(Spatial layout entries)
- - -

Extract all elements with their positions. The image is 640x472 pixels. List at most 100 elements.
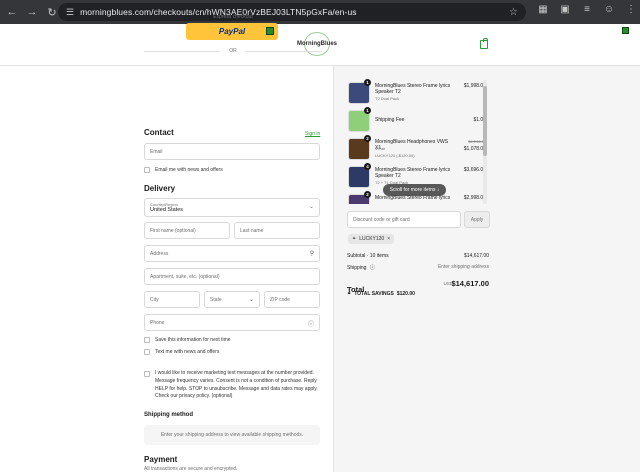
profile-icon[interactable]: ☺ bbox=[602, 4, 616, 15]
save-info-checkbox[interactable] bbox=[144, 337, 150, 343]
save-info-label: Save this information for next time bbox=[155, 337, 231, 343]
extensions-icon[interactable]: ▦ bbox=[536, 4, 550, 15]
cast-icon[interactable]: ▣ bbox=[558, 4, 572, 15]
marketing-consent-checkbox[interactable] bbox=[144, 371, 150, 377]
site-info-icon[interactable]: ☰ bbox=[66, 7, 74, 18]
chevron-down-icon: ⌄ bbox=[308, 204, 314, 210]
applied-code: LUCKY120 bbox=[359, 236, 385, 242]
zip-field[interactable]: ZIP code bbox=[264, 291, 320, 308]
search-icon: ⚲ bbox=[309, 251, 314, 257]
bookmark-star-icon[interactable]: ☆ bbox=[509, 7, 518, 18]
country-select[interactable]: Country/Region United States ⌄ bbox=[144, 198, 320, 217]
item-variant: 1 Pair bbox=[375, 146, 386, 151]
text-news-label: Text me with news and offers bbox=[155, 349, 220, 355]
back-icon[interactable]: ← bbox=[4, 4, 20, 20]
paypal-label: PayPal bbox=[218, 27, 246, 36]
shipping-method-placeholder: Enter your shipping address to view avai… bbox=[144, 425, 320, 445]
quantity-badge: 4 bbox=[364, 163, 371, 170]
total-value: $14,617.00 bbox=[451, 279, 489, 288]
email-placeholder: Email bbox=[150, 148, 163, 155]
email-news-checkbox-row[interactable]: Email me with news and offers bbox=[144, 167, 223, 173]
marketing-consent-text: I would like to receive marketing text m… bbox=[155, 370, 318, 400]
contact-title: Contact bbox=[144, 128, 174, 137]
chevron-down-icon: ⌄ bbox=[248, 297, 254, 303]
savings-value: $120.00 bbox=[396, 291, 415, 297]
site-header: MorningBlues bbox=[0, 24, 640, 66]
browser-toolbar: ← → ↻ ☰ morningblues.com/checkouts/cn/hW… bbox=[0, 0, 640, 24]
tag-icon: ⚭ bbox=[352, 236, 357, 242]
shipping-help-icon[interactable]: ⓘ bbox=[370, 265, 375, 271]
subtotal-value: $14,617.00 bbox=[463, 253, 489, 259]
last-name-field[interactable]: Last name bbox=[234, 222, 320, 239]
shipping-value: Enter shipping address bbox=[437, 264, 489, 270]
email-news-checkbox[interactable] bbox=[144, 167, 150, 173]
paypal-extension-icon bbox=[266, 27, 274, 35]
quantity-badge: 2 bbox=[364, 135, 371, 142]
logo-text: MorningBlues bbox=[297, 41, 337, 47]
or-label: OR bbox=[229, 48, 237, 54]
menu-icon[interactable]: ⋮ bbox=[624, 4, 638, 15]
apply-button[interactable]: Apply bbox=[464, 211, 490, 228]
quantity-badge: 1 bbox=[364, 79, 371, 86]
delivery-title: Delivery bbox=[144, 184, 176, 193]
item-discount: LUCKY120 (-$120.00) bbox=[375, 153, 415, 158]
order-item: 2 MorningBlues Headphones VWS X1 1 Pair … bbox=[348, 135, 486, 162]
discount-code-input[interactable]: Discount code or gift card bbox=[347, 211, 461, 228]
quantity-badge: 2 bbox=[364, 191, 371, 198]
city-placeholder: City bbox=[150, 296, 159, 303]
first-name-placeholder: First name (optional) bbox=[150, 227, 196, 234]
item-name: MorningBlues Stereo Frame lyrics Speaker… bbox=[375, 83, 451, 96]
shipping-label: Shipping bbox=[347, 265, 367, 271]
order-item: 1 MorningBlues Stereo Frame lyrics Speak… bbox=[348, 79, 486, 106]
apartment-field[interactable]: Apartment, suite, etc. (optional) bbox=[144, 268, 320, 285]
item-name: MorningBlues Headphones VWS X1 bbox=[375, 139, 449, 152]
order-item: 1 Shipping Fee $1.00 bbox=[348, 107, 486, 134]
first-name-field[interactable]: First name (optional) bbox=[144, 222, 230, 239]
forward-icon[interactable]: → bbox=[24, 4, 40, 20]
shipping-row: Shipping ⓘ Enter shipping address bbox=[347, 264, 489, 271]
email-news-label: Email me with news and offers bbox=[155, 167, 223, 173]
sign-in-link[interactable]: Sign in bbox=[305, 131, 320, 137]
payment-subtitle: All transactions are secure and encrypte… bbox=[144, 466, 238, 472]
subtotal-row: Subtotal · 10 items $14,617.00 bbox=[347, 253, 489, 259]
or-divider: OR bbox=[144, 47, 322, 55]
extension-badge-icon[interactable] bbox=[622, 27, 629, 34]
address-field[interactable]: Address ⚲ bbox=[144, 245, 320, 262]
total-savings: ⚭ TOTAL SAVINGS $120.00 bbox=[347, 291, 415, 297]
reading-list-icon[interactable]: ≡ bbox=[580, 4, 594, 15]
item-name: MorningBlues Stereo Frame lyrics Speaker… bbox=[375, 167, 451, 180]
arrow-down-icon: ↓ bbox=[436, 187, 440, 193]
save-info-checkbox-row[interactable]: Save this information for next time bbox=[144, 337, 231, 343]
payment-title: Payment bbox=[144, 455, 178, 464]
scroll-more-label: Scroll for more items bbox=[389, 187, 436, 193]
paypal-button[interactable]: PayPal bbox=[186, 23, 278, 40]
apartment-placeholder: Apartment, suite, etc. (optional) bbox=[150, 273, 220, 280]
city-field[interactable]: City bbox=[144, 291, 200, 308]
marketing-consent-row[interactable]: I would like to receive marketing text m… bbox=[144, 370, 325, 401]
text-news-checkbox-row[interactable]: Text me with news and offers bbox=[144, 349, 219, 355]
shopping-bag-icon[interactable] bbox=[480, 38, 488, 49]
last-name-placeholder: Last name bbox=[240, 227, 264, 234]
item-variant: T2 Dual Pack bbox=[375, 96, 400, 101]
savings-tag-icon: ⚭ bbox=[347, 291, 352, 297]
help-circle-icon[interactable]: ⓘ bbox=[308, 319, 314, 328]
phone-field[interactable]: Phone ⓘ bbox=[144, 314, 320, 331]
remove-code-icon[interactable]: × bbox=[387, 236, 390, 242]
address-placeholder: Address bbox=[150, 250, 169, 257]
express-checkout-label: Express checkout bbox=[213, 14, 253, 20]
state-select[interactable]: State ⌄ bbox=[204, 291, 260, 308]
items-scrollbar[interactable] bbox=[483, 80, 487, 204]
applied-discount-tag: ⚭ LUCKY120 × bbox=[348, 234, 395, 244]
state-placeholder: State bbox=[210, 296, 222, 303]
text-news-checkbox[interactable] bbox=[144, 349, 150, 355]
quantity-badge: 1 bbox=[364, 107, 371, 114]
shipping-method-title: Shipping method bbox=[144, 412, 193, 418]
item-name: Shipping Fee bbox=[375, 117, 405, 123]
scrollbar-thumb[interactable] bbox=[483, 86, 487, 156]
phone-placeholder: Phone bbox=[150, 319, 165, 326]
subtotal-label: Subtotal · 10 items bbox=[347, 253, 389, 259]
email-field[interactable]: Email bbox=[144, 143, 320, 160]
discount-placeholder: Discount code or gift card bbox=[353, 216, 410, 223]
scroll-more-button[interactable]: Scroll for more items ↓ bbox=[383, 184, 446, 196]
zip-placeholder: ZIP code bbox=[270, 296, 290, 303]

- - -

# [Problem description]
Please reproduce every line of the records above, word for word, from the one containing "profile-icon[interactable]: ☺ bbox=[602, 4, 616, 15]" down to the one containing "email-news-checkbox-row[interactable]: Email me", both included.

# [Task output]
profile-icon[interactable]: ☺ bbox=[602, 4, 616, 15]
save-info-checkbox[interactable] bbox=[144, 337, 150, 343]
save-info-label: Save this information for next time bbox=[155, 337, 231, 343]
extensions-icon[interactable]: ▦ bbox=[536, 4, 550, 15]
cast-icon[interactable]: ▣ bbox=[558, 4, 572, 15]
marketing-consent-checkbox[interactable] bbox=[144, 371, 150, 377]
site-info-icon[interactable]: ☰ bbox=[66, 7, 74, 18]
chevron-down-icon: ⌄ bbox=[308, 204, 314, 210]
applied-code: LUCKY120 bbox=[359, 236, 385, 242]
zip-field[interactable]: ZIP code bbox=[264, 291, 320, 308]
search-icon: ⚲ bbox=[309, 251, 314, 257]
bookmark-star-icon[interactable]: ☆ bbox=[509, 7, 518, 18]
country-select[interactable]: Country/Region United States ⌄ bbox=[144, 198, 320, 217]
item-variant: 1 Pair bbox=[375, 146, 386, 151]
text-news-label: Text me with news and offers bbox=[155, 349, 220, 355]
back-icon[interactable]: ← bbox=[4, 4, 20, 20]
paypal-label: PayPal bbox=[218, 27, 246, 36]
shipping-method-placeholder: Enter your shipping address to view avai… bbox=[144, 425, 320, 445]
quantity-badge: 4 bbox=[364, 163, 371, 170]
total-value: $14,617.00 bbox=[451, 279, 489, 288]
email-placeholder: Email bbox=[150, 148, 163, 155]
email-news-checkbox-row[interactable]: Email me with news and offers bbox=[144, 167, 223, 173]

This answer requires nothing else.